:: To be done ::
Look at each line of the records and count those with "Treatments" in them. Please answer with the count alone.

Entries from a dataset
▶
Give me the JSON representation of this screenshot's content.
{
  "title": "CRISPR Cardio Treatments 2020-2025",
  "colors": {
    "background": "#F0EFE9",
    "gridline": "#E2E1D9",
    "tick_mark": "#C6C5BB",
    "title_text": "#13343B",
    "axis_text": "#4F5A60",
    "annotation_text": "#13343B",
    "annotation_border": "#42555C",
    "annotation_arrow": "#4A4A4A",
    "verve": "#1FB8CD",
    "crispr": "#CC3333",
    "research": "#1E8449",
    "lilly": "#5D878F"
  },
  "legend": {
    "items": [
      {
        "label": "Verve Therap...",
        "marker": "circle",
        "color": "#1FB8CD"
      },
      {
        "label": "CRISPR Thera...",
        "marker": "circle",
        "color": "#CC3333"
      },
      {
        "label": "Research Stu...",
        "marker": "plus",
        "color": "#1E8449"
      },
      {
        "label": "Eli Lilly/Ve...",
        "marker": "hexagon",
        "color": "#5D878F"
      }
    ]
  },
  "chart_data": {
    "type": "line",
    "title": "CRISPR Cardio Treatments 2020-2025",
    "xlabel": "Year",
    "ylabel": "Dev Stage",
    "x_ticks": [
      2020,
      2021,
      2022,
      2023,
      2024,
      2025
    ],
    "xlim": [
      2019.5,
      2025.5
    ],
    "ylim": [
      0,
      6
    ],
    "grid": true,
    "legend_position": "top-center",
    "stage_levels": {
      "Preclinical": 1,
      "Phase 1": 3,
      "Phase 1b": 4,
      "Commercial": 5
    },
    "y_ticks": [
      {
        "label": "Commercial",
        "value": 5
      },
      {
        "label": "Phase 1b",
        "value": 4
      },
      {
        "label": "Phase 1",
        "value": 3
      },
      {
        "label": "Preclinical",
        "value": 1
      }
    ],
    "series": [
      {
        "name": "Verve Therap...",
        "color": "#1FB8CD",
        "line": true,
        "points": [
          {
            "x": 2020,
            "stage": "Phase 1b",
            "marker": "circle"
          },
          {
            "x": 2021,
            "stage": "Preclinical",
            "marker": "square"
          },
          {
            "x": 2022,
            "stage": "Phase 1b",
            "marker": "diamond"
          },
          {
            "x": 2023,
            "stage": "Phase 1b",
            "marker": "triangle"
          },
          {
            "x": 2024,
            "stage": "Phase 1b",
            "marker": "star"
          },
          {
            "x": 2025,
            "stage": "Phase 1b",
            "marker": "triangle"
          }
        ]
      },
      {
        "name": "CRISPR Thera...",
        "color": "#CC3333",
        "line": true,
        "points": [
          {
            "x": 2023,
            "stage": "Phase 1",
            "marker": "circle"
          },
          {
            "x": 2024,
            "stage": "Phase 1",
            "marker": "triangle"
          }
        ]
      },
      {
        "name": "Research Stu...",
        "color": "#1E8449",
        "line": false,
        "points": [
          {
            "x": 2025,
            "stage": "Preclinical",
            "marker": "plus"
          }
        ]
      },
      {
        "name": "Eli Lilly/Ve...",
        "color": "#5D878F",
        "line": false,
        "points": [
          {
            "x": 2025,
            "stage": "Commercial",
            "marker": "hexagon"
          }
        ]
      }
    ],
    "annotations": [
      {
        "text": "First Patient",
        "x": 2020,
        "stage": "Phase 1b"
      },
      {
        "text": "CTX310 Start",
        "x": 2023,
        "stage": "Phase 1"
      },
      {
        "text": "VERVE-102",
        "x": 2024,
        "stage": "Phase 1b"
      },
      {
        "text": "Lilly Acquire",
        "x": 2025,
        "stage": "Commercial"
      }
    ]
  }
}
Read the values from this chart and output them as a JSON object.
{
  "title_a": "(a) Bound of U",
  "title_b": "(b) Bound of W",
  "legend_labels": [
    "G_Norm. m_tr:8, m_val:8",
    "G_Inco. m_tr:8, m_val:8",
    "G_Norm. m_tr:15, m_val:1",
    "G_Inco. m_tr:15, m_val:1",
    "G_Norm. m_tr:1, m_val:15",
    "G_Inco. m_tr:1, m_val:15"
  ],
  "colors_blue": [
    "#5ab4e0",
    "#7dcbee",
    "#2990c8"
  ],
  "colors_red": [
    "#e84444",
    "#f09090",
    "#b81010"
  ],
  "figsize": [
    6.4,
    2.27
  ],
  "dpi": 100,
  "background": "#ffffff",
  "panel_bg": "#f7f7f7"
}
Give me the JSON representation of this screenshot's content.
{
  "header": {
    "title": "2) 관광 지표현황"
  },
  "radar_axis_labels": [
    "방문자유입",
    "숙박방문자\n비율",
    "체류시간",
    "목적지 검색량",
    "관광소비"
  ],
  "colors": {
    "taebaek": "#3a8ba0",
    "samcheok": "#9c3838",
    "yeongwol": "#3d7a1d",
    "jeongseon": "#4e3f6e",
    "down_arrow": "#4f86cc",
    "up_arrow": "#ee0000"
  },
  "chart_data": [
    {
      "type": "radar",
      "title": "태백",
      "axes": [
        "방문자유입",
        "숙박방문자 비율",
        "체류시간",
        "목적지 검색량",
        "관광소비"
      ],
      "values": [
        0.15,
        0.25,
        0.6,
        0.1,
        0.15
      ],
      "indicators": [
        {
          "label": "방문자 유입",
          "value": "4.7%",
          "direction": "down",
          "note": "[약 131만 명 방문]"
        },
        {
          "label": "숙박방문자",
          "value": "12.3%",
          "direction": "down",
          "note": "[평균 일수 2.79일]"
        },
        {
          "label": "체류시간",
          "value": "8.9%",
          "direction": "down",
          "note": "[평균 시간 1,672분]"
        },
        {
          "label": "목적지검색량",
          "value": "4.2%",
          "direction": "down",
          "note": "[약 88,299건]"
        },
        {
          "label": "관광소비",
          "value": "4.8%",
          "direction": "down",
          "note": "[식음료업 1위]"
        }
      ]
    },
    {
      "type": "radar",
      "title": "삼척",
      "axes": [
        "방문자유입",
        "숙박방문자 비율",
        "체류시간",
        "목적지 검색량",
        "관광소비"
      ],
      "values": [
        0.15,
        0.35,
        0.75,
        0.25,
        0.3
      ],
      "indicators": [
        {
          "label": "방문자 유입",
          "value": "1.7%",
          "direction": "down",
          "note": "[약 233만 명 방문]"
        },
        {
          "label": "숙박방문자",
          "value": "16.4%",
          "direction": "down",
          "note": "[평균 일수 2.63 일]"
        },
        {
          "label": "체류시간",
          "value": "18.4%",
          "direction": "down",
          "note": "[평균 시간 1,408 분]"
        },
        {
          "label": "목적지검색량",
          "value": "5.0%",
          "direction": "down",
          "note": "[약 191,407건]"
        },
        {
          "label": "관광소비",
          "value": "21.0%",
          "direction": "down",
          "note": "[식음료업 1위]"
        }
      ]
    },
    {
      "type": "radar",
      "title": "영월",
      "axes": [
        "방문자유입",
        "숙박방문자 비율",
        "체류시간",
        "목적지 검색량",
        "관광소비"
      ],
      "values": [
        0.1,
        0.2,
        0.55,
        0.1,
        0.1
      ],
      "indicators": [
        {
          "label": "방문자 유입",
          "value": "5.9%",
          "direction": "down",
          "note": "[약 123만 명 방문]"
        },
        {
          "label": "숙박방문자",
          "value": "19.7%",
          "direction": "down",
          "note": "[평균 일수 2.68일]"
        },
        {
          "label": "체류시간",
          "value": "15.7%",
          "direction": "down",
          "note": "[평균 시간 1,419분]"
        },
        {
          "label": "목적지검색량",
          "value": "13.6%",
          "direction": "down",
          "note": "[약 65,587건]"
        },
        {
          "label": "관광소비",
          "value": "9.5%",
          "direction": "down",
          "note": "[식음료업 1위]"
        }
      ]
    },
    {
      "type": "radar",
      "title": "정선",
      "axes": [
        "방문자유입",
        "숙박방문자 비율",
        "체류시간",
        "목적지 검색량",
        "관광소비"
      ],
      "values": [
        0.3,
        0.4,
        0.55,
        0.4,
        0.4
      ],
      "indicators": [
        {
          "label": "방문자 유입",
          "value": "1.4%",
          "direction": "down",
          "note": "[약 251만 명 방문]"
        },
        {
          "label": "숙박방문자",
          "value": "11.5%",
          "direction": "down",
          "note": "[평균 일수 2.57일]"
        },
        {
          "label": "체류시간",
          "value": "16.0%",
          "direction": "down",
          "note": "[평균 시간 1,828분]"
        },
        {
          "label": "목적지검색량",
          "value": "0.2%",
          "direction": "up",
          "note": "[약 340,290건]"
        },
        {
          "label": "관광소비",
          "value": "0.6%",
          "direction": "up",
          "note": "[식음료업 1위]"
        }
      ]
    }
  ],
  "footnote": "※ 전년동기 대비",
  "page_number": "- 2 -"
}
◀
:: Complete response ::
2